● Provided material
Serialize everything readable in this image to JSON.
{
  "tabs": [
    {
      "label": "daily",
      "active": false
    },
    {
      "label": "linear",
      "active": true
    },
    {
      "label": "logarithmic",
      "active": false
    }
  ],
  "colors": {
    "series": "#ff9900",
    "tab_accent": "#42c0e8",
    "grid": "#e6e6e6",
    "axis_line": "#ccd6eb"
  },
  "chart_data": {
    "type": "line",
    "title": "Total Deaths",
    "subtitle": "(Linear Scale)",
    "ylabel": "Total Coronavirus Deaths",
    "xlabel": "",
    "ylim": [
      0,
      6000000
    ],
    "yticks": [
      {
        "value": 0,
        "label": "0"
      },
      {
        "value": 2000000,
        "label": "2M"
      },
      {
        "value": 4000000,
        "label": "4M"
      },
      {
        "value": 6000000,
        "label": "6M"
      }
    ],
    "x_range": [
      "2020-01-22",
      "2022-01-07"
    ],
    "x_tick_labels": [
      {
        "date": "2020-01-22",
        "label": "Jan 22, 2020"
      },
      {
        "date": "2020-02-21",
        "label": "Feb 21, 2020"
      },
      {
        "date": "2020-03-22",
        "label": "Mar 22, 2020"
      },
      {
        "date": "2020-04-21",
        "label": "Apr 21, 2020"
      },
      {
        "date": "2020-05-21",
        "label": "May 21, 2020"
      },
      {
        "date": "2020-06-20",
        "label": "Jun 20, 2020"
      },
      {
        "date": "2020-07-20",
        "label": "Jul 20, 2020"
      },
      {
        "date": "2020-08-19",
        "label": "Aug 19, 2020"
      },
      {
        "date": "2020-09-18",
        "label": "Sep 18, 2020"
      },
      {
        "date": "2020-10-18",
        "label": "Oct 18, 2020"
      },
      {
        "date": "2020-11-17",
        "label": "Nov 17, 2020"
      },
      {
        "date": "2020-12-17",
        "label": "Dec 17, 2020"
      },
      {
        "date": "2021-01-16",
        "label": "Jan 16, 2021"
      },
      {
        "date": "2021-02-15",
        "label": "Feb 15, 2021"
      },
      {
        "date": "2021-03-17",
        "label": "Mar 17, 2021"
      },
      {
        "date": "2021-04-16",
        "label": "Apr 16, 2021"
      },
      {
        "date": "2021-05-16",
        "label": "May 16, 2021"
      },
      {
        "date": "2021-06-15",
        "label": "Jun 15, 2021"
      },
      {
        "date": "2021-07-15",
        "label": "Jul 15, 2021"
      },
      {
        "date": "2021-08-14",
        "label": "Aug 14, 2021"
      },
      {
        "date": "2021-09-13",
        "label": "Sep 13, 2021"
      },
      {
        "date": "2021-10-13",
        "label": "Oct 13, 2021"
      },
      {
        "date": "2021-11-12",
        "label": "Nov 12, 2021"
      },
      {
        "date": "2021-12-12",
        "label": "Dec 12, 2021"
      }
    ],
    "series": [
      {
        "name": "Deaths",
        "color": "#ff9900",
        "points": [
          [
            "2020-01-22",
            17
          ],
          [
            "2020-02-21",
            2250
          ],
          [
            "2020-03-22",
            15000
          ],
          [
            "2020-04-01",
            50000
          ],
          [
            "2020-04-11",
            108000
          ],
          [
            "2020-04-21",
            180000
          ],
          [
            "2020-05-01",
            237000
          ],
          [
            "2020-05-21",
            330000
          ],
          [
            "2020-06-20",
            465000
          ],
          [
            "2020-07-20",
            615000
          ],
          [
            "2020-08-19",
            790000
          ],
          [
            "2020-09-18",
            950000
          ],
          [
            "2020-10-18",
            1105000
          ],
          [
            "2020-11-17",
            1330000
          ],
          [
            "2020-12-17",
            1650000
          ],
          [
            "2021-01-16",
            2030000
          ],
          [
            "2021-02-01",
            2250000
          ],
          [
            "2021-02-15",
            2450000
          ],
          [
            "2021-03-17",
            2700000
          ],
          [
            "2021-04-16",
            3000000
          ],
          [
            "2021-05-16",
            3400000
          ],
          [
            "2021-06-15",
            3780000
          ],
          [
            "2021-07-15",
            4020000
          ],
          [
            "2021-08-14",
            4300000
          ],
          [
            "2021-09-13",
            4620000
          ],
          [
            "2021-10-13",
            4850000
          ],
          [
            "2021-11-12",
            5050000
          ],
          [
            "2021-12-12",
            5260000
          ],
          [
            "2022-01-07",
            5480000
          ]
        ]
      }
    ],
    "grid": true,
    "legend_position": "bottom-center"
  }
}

● What you will do
What is needed here is one number: how many lines of the entries hold the string "Deaths".

● Your solution
3